SECRECY NEWS
from the FAS Project on Government Secrecy
Volume 2006, Issue No. 95
September 7, 2006

Secrecy News Blog: http://www.fas.org/blog/secrecy/

Support Secrecy News: http://www.fas.org/static/contrib_sec.jsp

DOD UNVEILS DETAINEE INTERROGATION POLICY

The Department of Defense, having concluded that its interests would be best served by public disclosure, released a new directive on policy towards enemy detainees and a new Army Field Manual on detainee interrogation.

The new detainee policy explicitly bars "cruel, inhumane and degrading" treatment of detainees who are in Defense Department custody and defines a minimum standard of humane care. The new Field Manual identifies 19 interrogation techniques that may be used, three of which are new, and prohibits others.

Army Gen. John Kimmons said that the Pentagon weighed the costs and benefits of classifying portions of the new policy documents, and decided in favor of full public disclosure.

"We initially considered taking the additional techniques I described, the three new ones, and putting them into a classified appendix of some sort to keep them out of the hands of the enemy, who regularly reads our field manuals as a matter of course," he said at a September 6 Pentagon press briefing.

"We weighed that against the needs for transparency and working openly with our coalition partners who don't have access to all of our classified publications...."

"We also felt that even classified techniques, once you use them on the battlefield over time, become increasingly known to your enemies, some of whom are going to be released in due course. And so on balance, in consultation with our combatant commanders, we decided to go this [unclassified] route. We're very comfortable with it; so are our combatant commanders," Gen. Kimmons said.

The new Army Field Manual is still marked "For Official Use Only" (FOUO). But "in the interest of full transparency" the Army released it anyway.

"The 'FOUO' markings are no longer operative," an Army spokesman said.

See "Human Intelligence Collector Operations," Field Manual FM 2-22.3, September 2006 (11 MB PDF file):

See also "Department of Defense Detainee Program," DoD Directive 2310.01E, September 5, 2006:

The Office of the Director of National Intelligence likewise found it advantageous and appropriate to disclose significant new information about 14 "high value detainees" that were formally transferred from the custody of the Central Intelligence Agency to the Department of Defense.

See "Summary of the High Value Terrorist Detainee Program," ODNI, September 6:

See also ODNI "biographies" of the 14 detainees here:

The occasional triumphs and frequent defects of media coverage of the detention and treatment of enemy combatants were reviewed at length by Eric Umansky in "Failures of Imagination," Columbia Journalism Review, September/October 2006:


2007 INTELLIGENCE AUTHORIZATION BILL STALLED

For the second year in a row, the U.S. Senate may fail to enact an intelligence authorization bill, effectively neutering the intelligence oversight process.

"The failure of the Senate to pass intelligence authorization for 2 years threatens to erode the ability of the Intelligence Committee to carry out the mission assigned to it by the Senate," said Sen. Jay Rockefeller (D-WV), the ranking member of the Committee, in a floor statement.

In an effort to compel Senate action on the intelligence bill, Sen. Rockefeller introduced an amendment that would strip out language in the Defense Appropriations bill that provides a nominal authorization for continuing intelligence activities.

PROVIDED INFORMATION:
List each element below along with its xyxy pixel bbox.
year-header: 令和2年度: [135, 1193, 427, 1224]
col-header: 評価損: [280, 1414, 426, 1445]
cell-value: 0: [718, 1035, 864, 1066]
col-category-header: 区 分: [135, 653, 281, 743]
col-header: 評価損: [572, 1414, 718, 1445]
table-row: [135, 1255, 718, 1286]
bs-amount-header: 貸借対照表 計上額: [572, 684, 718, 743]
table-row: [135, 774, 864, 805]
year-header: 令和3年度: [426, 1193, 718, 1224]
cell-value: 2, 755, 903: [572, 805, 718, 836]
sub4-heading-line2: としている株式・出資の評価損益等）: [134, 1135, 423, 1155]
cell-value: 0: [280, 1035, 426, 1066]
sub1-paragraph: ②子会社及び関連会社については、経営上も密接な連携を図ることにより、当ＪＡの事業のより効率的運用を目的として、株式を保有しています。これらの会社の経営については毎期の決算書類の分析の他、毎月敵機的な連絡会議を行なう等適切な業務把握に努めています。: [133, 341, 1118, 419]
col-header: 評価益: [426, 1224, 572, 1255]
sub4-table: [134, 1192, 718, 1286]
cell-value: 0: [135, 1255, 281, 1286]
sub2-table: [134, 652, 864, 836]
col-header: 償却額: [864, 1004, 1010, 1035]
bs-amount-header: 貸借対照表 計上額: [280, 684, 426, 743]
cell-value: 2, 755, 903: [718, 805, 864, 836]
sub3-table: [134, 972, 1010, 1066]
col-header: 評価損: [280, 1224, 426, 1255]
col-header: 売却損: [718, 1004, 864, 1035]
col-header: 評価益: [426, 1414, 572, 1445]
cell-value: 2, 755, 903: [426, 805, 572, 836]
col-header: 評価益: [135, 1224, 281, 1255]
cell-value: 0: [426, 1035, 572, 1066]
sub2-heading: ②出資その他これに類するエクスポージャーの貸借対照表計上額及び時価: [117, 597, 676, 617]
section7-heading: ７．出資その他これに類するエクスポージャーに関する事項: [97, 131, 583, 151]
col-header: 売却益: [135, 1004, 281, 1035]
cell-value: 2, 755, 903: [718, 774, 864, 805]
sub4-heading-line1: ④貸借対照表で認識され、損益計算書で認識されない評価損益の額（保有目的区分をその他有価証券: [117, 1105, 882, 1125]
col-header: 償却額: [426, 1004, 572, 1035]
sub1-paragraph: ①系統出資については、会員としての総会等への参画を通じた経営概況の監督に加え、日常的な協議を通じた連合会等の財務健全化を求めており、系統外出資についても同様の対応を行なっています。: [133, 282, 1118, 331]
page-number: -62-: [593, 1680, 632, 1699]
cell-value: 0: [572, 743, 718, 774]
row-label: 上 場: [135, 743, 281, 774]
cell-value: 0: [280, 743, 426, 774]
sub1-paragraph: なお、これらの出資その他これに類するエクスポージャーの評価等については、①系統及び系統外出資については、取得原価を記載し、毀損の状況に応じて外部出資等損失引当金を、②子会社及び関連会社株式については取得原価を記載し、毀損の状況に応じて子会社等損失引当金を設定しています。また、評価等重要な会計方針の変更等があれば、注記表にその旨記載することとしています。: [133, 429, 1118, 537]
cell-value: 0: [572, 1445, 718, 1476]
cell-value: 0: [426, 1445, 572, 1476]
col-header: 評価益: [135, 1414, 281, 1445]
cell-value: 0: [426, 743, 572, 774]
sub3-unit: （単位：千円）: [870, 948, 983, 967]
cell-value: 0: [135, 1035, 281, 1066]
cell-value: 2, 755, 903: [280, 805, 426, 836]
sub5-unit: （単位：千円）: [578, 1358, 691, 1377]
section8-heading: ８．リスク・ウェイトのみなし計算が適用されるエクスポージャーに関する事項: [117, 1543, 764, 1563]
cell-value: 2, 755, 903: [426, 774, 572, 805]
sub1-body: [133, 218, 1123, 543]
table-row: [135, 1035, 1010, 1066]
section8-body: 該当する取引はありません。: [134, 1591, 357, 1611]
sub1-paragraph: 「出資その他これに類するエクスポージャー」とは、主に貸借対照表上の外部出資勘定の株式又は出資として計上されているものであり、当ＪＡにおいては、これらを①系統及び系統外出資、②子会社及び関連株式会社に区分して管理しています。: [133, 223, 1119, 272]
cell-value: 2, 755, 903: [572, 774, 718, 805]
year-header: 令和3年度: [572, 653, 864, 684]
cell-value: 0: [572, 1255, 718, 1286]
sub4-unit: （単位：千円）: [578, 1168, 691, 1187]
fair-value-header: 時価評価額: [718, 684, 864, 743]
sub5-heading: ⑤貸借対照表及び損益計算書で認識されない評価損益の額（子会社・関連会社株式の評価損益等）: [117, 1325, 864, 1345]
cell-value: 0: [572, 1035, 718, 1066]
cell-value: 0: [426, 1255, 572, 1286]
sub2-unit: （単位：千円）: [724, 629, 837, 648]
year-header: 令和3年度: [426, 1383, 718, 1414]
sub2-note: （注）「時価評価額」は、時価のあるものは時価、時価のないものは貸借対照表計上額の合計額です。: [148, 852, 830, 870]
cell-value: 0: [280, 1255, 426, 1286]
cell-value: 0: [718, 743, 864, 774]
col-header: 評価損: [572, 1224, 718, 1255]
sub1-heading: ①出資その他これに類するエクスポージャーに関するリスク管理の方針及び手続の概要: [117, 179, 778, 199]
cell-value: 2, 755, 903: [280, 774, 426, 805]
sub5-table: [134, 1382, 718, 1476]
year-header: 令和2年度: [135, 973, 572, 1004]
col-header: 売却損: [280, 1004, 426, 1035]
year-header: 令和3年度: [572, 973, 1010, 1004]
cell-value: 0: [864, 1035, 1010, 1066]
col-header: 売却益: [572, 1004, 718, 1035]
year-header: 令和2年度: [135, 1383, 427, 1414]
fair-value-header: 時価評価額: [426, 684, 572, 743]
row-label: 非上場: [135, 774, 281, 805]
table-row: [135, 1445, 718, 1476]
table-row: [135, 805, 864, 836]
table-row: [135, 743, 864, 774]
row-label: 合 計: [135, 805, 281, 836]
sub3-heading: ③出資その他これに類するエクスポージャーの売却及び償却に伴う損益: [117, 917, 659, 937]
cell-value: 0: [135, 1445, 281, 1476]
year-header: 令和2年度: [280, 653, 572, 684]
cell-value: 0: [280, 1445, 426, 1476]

YOUR OBJECTIVE:
Answer these questions using the newsletter:
1. How many interrogation techniques does the new Army Field Manual identify as usable?
2. How many "high value detainees" were transferred from the Central Intelligence Agency to the Department of Defense?
3. Which senator, the Intelligence Committee's ranking member, introduced an amendment to compel action on the intelligence bill?
These items come from a source separate from the newsletter.

RESPONSE TO THIS TASK:
1. 19, three of which are new.
2. 14.
3. Sen. Jay Rockefeller (D-WV).